Data excerpts

————

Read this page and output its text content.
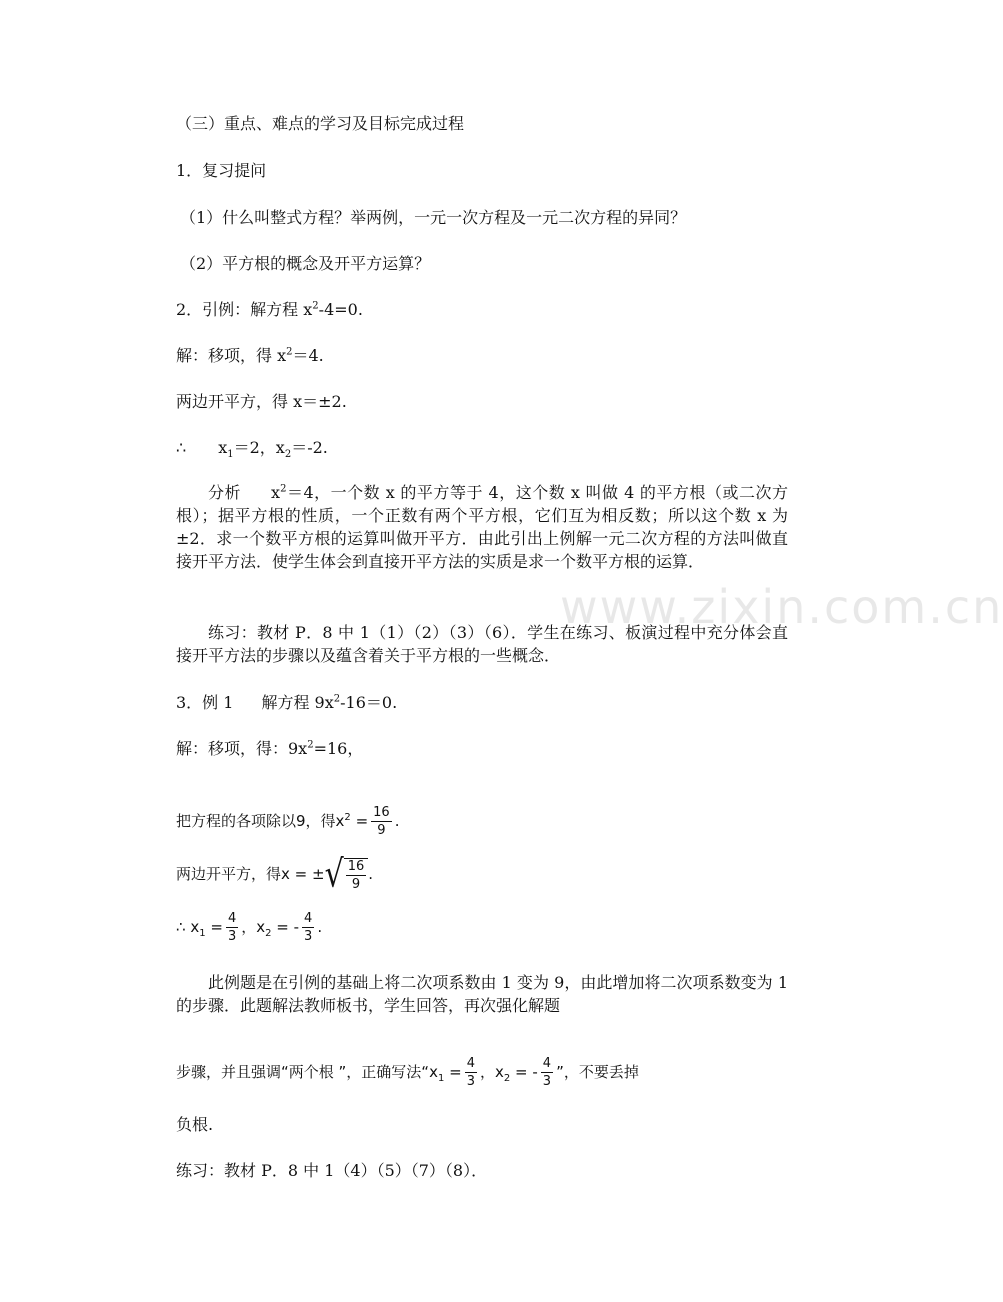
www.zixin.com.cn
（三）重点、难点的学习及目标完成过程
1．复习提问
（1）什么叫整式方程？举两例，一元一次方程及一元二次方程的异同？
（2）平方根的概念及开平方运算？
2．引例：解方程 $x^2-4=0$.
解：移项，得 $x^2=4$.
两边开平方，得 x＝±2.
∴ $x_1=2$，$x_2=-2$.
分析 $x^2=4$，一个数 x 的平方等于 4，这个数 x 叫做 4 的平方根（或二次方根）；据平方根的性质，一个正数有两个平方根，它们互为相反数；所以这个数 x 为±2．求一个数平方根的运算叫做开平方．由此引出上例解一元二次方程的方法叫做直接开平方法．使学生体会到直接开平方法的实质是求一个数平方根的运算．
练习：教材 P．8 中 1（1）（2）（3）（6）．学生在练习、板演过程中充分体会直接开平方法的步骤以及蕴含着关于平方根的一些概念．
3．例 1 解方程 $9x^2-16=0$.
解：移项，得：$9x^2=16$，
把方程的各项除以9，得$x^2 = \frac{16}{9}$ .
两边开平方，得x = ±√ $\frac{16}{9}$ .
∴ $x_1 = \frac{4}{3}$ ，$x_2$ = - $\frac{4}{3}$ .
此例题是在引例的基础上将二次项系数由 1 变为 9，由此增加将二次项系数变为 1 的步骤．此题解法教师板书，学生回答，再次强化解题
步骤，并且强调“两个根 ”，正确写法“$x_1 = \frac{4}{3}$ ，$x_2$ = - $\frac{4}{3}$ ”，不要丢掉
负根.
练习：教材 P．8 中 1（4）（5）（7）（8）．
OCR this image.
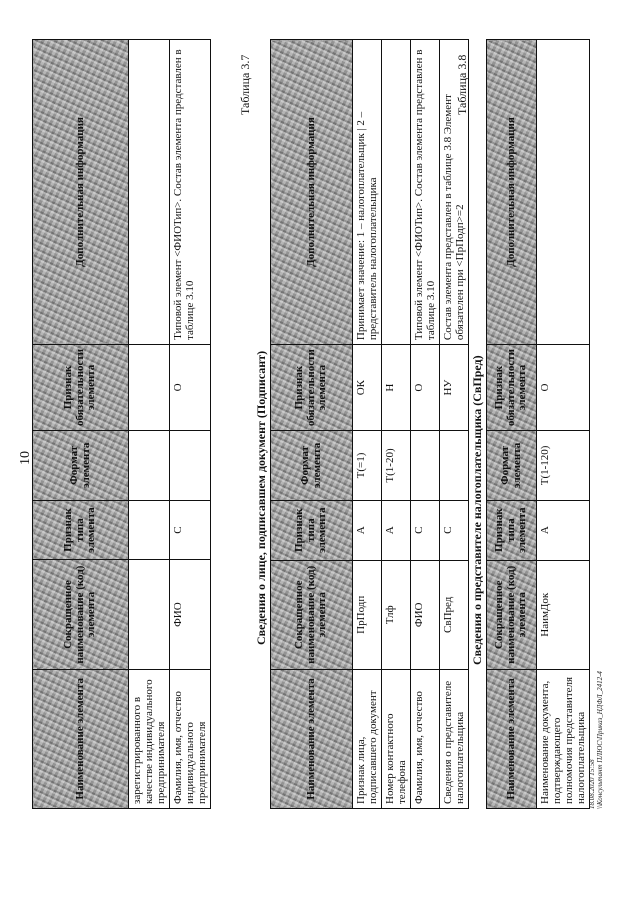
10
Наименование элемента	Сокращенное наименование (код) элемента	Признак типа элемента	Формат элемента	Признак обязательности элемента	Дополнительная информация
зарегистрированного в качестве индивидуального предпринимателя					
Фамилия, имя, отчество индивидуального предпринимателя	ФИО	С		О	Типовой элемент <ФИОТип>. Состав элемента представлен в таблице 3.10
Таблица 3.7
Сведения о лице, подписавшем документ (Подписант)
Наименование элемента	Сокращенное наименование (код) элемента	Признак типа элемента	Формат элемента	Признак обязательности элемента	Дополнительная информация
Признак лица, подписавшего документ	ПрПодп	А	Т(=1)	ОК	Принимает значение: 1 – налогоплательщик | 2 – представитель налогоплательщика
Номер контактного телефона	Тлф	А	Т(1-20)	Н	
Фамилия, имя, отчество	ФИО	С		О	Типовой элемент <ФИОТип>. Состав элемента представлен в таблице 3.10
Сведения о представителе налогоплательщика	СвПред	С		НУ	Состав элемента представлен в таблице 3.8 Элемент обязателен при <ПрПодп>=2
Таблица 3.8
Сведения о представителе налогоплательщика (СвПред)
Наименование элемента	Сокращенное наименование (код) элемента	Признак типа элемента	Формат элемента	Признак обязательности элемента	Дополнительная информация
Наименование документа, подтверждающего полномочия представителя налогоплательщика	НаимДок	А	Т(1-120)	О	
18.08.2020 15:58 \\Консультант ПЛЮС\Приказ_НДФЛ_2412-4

————

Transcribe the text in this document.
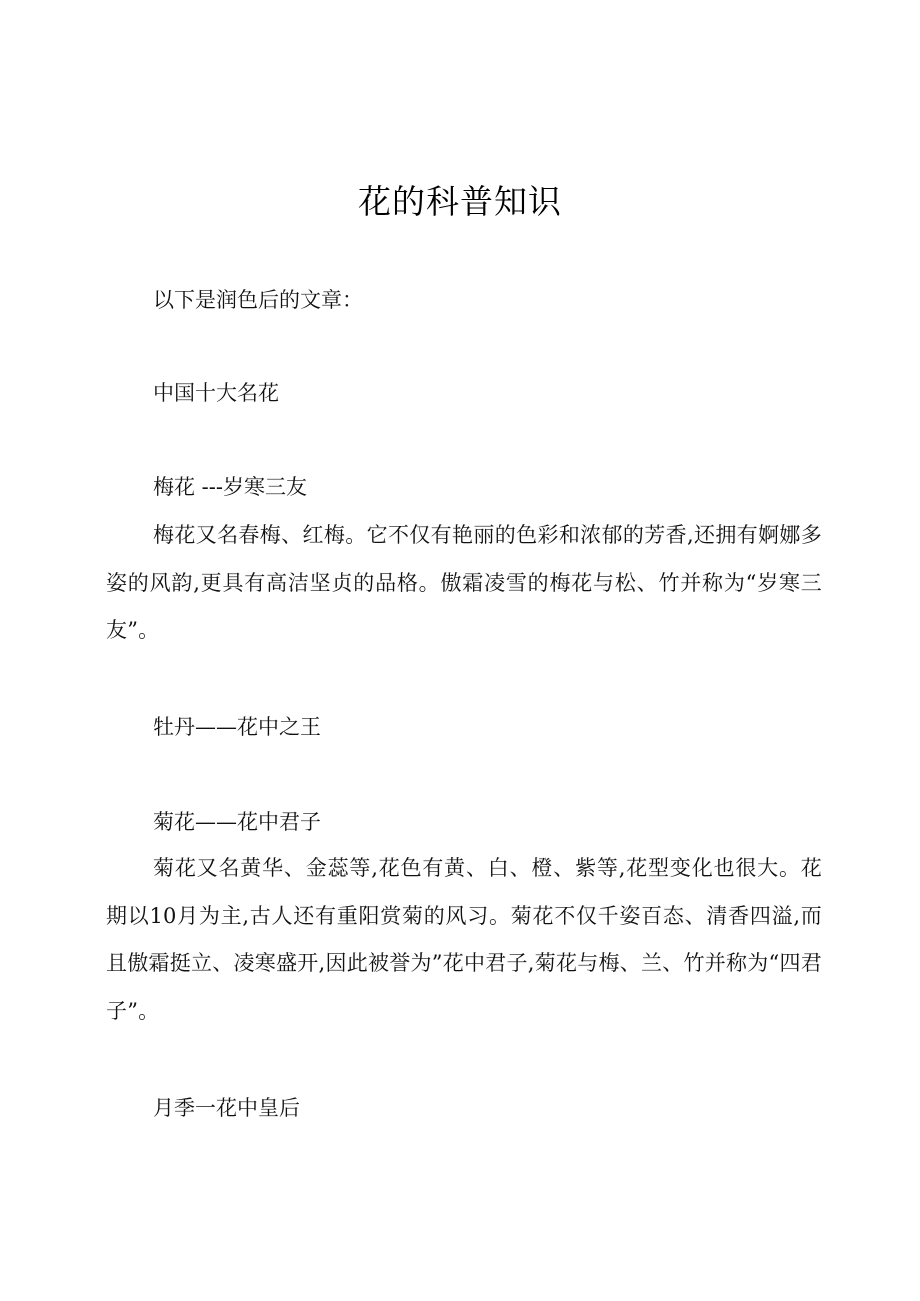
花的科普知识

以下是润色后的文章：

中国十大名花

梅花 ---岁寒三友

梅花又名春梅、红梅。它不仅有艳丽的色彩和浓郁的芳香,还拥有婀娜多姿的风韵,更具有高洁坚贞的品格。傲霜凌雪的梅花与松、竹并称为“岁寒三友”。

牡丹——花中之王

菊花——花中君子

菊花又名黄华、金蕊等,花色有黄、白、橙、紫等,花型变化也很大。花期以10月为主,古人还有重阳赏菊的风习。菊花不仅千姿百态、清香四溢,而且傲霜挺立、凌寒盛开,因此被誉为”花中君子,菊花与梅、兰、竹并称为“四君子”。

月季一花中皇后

————

- Work to complete: Copy down every line of the entries containing the word "Сведения".

- In response:
Сведения о лице, подписавшем документ (Подписант)
Сведения о представителе налогоплательщика	СвПред	С		НУ	Состав элемента представлен в таблице 3.8 Элемент обязателен при <ПрПодп>=2
Сведения о представителе налогоплательщика (СвПред)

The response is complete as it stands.